Lines containing the string "this" are to be counted; report the number and nothing more.

[Start]

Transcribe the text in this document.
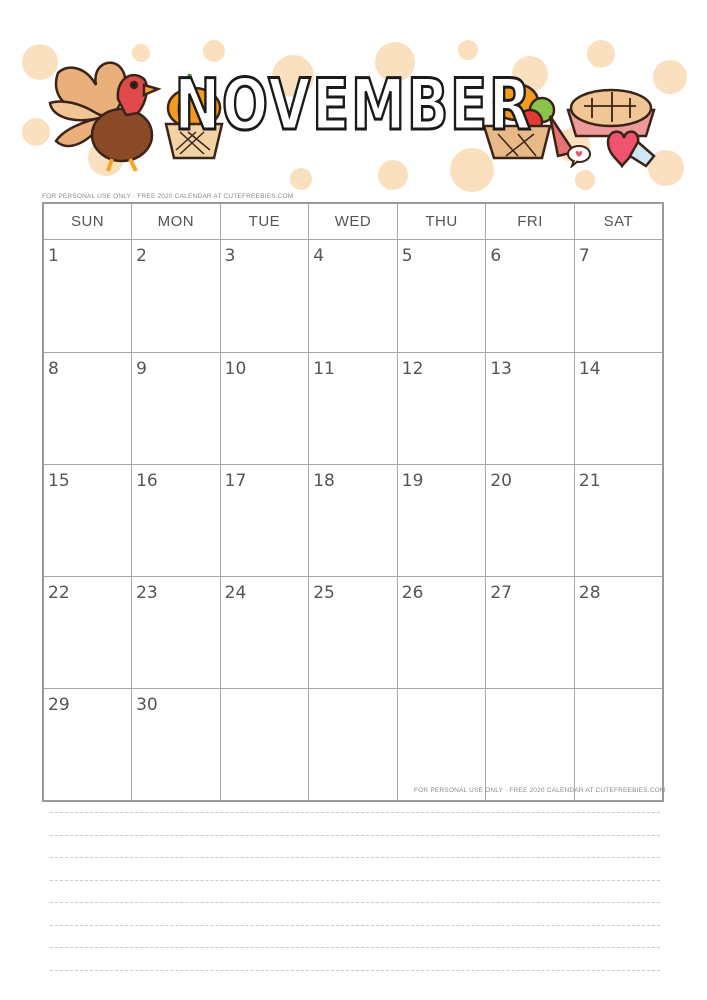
NOVEMBER
FOR PERSONAL USE ONLY · FREE 2020 CALENDAR AT CUTEFREEBIES.COM
SUN	MON	TUE	WED	THU	FRI	SAT

1	2	3	4	5	6	7

8	9	10	11	12	13	14

15	16	17	18	19	20	21

22	23	24	25	26	27	28

29	30					

FOR PERSONAL USE ONLY · FREE 2020 CALENDAR AT CUTEFREEBIES.COM
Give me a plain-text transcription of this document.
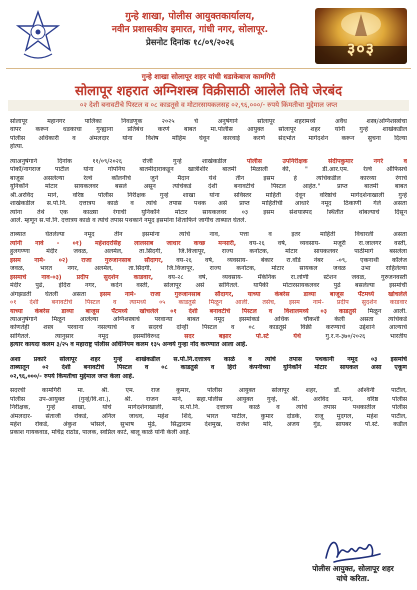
गुन्हे शाखा, पोलीस आयुक्तकार्यालय,
नवीन प्रशासकीय इमारत, गांधी नगर, सोलापूर.
प्रेसनोट दिनांक १८/०९/२०२६	३०३
गुन्हे शाखा सोलापूर शहर यांची धडाकेबाज कामगिरी
सोलापूर शहरात अग्निशस्त्र विक्रीसाठी आलेले तिघे जेरबंद
०२ देशी बनावटीचे पिस्टल व ०८ काडतूसे व मोटारसायकलसह ०२,९६,०००/- रुपये किंमतीचा मुद्देमाल जप्त
सोलापूर महानगर पालिका निवडणूक २०२५ चे अनुषंगाने सोलापूर शहरामध्ये अवैध शस्त्र/अग्निशस्त्रांचा
वापर करून धडकाचा गुन्ह्याना प्रतिबंध करणे बाबत मा.पोलीस आयुक्त सोलापूर शहर यांनी गुन्हे शाखेकडील
पोलीस अधिकारी व अंमलदार यांना विशेष मोहिम घेवून कारवाई करणे संदर्भात मार्गदर्शन करून सुचना दिल्या
होत्या.
त्याअनुषंगाने दिनांक ११/०९/२०२६ रोजी गुन्हे शाखेकडील पोलीस उपनिरीक्षक संदीपकुमार नगरे व
पोकॉ/नागराज पाटील यांना गोपनिय बातमीदाराकडून खात्रीशीर बातमी मिळाली की, " डी.आर.एम. रेल्वे ऑफिसचे
बाजूस असलेल्या रेल्वे कॉलनीचे जुने मैदान येथे तीन इसम हे त्यांचेकडील कारव्या रंगाचे
युनिकॉर्न मोटार सायकलवर बसले असून त्यांचेकडे देशी बनावटीचे पिस्टल आहेत." प्राप्त बातमी बाबत
श्री.अरविंद माने, वरिष्ठ पोलीस निरीक्षक गुन्हे शाखा यांना सविस्तर माहिती देवून वरिष्ठांचे मार्गदर्शनाखाली गुन्हे
शाखेकडील स.पो.नि. दत्तात्रय काळे व त्यांचे तपास पथक असे प्राप्त माहितीची आधारे नमूद ठिकाणी गेले असता
त्यांना तेथे एक काळ्या रंगाची युनिकॉर्न मोटार सायकलवर ०३ इसम संशयास्पद स्थितीत थांबल्याचे दिसून
आले. म्हणून स.पो.नि. दत्तात्रय काळे व त्यांचे तपास पथकाने नमूद इसमांना शिताफिने जागीच ताब्यात घेतले.
ताब्यात घेतलेल्या नमूद तीन इसमांना त्यांचे नाव, पत्ता व इतर माहिती विचारली असता
त्यांनी नावे - ०१) महेशदरसिंह लालसाब जाधार कच्छ मन्सारी, वय-२६ वर्ष, व्यवसाय- मजूरी रा.जालगर वस्ती,
हुलगण्णा मंदीर जवळ, अलमेल, ता.सिंदगी, जि.विजापूर, राज्य कर्नाटक, मोटार सायकलवर पाठीमागे बसलेला
इसम नामे- ०२) राजा गुरुजानसाब सौदागर, वय-२६ वर्ष, व्यवसाय- बेकार रा.वॉर्ड नंबर -०९, एकनाथी कॉलेज
जवळ, भारत नगर, अलमेल, ता.सिंदगी, जि.विजापूर, राज्य कर्नाटक, मोटार सायकल जवळ उभा राहिलेल्या
इसमाचे नाव-०३) प्रदीप सुदर्शन काडवार, वय-२८ वर्ष, व्यवसाय- मॅकेनिक रा.लोणी स्टेशन जवळ, गुरुजनवस्ती
मंदीर पुढे, इंदिरा नगर, कर्दन वस्ती, सोलापूर असे सांगितले. यापैकी मोटारसायकलवर पुढे बसलेल्या इसमांची
अंगझडती घेतली असता इसम नामे- राजा गुरुजानसाब सौदागर, याच्या कंबरेस डाव्या बाजूस पॅंटमध्ये खोचलेले
०१ देशी बनावटीचे पिस्टल व त्यामध्ये ०५ काडतुसे मिळून आली. तसेच, इसम नामे- प्रदीप सुदर्शन काडवार
याच्या कंबरेस डाव्या बाजूस पॅंटमध्ये खोचलेले ०१ देशी बनावटीचे पिस्टल व विशालमध्ये ०३ काडतुसे मिळून आली.
त्याअनुषंगाने मिळून आलेल्या अग्निशस्त्राचे परवान्या बाबत नमूद इसमांकडे अधिक चौकशी केली असता त्यांचेकडे
कोणतेही शस्त्र परवाना नसल्याचे व सदरचे दोन्ही पिस्टल व ०८ काडतूसे विक्री करण्याचे उद्देशाने आल्याचे
सांगितले. त्यानुसार नमूद इसमांविरुध्द सदर बझार पो.स्टे येथे गु.र.न-३७०/२०२६ भारतीय
हत्यार कायदा कलम ३/२५ व महाराष्ट्र पोलीस अधिनियम कलम १३५ अन्वये गुन्हा नोंद करण्यात आला आहे.
अशा प्रकारे सोलापूर शहर गुन्हे शाखेकडील स.पो.नि.दत्तात्रय काळे व त्यांचे तपास पथकानी नमूद ०३ इसमांचे
ताब्यातून ०२ देशी बनावटीचे पिस्टल व ०८ काडतुसे व हिरो कंपनीच्या युनिकॉर्न मोटार सायकल असा एकूण
०२,९६,०००/- रुपये किंमतीचा मुद्देमाल जप्त केला आहे.
सदरची कामगिरी मा. श्री. एम. राज कुमार, पोलीस आयुक्त सोलापूर शहर, डॉ. अश्विनी पाटील,
पोलीस उप-आयुक्त (गुन्हे/वि.शा.), श्री. राजन माने, सहा.पोलीस आयुक्त गुन्हे, श्री. अरविंद माने, वरिष्ठ पोलीस
निरीक्षक, गुन्हे शाखा, यांचे मार्गदर्शनाखाली, स.पो.नि. दत्तात्रय काळे व त्यांचे तपास पथकातील पोलीस
अंमलदार- संताजी रोकडे, अनिल जाधव, महेश शिंदे, भारत पाटील, कुमार दोडके, राजू मुदगल, महेश पाटील,
महेश रोकडे, अंकुश भोसले, सुभाष मुंढे, सिद्धाराम देशमुख, राजेश मोरे, अजय गुंड, सायबर पो.स्टे. कडील
प्रकाश गायकवाड, मचिंद्र राठोड, पालक, स्वप्निल काटे, बालू काळे यांनी केली आहे.
पोलीस आयुक्त, सोलापूर शहर
यांचे करिता.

[End]

RIGHT ANSWER → 2